| WHAT TO DO |
Return each line containing "Related".

| DATA LISTING |
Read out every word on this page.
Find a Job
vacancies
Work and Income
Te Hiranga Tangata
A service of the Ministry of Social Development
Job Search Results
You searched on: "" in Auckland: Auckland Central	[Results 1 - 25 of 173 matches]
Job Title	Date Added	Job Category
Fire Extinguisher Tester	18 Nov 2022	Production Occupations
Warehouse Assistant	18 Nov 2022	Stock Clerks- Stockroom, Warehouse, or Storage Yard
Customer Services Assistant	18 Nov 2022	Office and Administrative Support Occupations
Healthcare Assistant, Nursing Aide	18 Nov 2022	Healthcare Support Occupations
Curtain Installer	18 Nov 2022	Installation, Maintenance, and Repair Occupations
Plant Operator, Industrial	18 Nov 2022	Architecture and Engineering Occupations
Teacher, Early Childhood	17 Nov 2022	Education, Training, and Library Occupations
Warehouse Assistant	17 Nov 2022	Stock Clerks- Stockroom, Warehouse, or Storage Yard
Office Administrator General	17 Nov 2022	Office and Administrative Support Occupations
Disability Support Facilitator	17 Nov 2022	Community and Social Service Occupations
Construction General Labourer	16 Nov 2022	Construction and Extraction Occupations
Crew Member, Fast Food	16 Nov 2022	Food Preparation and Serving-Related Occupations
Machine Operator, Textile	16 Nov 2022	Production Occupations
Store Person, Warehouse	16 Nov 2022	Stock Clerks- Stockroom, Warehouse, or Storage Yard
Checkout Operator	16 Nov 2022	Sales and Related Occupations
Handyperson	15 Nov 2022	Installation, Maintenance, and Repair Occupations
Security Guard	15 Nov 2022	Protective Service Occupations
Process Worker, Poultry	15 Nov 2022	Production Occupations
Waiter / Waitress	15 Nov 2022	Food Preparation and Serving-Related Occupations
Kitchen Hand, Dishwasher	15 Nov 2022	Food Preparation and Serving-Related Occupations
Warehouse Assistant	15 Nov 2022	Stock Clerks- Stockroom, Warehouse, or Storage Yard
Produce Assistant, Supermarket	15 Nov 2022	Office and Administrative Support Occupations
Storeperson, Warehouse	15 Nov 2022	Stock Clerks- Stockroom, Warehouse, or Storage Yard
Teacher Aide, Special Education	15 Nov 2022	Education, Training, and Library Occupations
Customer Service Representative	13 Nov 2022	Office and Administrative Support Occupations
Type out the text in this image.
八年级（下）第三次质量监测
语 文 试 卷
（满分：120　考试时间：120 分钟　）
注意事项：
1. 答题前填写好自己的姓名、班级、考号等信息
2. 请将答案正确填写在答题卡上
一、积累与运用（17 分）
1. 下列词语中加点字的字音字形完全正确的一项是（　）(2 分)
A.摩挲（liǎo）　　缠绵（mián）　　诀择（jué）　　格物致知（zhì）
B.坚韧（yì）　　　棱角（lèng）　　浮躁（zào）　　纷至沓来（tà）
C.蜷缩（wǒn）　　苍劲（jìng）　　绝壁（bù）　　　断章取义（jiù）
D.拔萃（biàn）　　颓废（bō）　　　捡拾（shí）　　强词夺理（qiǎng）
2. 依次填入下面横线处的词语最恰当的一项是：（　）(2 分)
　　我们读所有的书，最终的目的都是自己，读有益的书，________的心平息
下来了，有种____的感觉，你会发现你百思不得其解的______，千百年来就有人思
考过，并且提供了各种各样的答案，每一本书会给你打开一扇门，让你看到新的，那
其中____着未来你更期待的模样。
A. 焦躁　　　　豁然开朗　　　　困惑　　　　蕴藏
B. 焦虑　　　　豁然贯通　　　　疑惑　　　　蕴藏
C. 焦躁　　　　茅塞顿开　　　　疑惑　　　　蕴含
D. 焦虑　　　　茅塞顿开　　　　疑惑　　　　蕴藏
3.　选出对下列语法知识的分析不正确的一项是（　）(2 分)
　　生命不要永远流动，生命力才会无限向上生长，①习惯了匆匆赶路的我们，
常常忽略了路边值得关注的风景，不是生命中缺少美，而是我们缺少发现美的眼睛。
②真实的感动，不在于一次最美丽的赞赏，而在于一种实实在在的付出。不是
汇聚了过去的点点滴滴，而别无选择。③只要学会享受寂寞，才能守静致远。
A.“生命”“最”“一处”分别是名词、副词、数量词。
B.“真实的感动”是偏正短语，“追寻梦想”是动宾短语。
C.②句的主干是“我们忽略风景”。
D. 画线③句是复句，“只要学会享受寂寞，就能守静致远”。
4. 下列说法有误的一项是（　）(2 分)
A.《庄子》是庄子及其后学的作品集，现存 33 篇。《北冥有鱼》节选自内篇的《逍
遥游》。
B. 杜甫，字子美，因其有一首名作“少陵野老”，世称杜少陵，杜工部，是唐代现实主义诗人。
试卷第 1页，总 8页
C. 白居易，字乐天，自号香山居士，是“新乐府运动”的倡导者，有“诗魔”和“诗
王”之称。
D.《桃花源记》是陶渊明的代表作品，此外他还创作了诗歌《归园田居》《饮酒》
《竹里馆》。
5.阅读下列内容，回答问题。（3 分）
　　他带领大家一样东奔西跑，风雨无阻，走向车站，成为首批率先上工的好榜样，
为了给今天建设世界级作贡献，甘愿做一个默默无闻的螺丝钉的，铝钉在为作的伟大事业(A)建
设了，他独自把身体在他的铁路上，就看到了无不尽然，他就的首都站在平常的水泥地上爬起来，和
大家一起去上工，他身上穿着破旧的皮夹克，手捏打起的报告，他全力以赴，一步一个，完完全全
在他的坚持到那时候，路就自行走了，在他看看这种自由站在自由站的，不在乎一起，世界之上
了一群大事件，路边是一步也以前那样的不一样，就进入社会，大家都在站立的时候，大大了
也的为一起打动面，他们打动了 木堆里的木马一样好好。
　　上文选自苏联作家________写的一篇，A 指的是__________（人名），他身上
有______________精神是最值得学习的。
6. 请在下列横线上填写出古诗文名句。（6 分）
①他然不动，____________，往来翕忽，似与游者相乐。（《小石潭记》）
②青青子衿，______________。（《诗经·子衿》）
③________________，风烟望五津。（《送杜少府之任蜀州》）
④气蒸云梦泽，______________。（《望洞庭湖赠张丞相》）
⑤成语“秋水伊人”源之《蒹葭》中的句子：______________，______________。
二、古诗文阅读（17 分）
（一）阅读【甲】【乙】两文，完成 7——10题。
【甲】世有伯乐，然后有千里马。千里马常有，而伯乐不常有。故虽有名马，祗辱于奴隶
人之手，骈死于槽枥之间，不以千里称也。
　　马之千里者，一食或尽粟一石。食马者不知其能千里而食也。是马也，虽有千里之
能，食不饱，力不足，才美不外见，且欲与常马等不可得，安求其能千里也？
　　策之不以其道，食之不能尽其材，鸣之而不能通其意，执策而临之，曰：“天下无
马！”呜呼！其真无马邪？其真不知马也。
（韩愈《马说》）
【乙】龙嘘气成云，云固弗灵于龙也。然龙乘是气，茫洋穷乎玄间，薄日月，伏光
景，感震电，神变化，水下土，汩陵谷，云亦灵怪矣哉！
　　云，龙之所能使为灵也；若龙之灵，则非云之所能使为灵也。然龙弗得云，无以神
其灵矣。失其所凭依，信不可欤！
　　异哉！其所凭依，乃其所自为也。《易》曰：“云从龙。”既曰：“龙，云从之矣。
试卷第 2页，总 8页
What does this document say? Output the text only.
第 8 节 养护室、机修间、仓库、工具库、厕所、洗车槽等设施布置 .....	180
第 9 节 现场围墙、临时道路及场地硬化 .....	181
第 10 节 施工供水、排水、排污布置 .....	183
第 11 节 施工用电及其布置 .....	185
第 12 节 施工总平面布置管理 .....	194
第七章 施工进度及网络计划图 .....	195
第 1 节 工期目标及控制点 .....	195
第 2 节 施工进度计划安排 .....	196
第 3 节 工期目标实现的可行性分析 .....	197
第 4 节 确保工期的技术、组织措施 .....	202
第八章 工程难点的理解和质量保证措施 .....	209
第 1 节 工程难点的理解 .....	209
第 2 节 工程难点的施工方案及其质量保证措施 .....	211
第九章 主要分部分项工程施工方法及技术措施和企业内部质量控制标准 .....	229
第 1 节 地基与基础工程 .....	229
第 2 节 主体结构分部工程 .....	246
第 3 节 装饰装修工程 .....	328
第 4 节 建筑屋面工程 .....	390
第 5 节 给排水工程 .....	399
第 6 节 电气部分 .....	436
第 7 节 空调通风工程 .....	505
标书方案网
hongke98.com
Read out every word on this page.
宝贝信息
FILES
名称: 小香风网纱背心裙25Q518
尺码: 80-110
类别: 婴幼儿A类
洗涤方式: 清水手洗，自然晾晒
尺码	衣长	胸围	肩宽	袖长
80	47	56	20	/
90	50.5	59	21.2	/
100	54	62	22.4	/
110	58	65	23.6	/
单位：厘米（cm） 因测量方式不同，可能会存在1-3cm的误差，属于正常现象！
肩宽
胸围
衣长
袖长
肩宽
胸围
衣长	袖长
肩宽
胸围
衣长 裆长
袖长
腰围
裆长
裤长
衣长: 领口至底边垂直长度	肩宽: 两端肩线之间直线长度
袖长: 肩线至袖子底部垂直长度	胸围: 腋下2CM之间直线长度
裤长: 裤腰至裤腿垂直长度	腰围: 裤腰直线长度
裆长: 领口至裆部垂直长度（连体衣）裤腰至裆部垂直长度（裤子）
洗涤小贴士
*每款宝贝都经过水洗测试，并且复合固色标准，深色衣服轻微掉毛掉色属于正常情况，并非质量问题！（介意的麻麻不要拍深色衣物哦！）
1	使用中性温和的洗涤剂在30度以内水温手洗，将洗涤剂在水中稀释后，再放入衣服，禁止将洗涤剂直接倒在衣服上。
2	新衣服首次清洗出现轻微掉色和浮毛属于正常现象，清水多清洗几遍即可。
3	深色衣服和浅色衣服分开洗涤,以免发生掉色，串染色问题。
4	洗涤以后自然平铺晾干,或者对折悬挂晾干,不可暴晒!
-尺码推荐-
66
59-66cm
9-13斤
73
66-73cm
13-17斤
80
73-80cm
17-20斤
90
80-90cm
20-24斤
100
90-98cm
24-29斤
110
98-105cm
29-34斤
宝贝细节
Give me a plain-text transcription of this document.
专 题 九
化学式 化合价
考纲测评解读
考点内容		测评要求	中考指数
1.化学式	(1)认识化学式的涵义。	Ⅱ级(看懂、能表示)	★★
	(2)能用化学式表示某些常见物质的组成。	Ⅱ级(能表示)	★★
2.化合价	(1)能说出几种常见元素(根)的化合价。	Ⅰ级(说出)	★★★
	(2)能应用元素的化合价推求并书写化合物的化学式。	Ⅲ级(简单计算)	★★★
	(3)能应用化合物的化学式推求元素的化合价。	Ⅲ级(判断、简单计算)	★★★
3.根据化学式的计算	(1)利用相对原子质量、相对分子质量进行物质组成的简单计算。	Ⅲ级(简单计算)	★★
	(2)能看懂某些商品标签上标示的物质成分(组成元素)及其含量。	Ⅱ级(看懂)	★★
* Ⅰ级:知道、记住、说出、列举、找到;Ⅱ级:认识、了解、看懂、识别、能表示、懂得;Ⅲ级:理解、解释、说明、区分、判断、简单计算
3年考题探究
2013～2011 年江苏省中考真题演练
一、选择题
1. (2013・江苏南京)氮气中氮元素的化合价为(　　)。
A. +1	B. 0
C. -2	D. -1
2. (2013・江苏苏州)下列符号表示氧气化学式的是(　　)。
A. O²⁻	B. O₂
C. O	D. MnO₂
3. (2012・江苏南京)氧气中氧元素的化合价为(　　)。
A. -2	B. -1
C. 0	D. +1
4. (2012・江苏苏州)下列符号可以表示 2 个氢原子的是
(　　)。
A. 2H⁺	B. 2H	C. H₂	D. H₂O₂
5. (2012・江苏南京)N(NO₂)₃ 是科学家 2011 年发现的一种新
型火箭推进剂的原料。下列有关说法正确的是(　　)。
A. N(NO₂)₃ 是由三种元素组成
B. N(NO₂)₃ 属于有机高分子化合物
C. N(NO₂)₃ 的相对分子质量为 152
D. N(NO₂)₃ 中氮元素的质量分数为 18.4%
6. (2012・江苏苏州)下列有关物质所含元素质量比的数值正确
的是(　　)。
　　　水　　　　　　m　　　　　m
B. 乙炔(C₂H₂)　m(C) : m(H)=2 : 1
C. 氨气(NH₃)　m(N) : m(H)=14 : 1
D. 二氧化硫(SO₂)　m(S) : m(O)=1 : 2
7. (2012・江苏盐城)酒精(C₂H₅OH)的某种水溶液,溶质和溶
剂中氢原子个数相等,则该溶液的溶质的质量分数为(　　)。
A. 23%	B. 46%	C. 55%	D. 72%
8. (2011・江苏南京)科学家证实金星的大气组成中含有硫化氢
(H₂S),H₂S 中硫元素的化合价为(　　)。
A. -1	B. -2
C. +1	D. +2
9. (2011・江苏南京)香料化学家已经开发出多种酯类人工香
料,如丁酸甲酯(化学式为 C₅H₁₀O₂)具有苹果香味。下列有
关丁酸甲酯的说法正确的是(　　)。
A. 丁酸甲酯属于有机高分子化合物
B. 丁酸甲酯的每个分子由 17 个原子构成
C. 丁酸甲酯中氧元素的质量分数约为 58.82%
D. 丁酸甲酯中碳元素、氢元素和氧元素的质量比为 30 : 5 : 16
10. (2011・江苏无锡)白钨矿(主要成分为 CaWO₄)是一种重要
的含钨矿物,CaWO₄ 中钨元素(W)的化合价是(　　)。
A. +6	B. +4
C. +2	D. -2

| SOLUTION |
Crew Member, Fast Food	16 Nov 2022	Food Preparation and Serving-Related Occupations
Checkout Operator	16 Nov 2022	Sales and Related Occupations
Waiter / Waitress	15 Nov 2022	Food Preparation and Serving-Related Occupations
Kitchen Hand, Dishwasher	15 Nov 2022	Food Preparation and Serving-Related Occupations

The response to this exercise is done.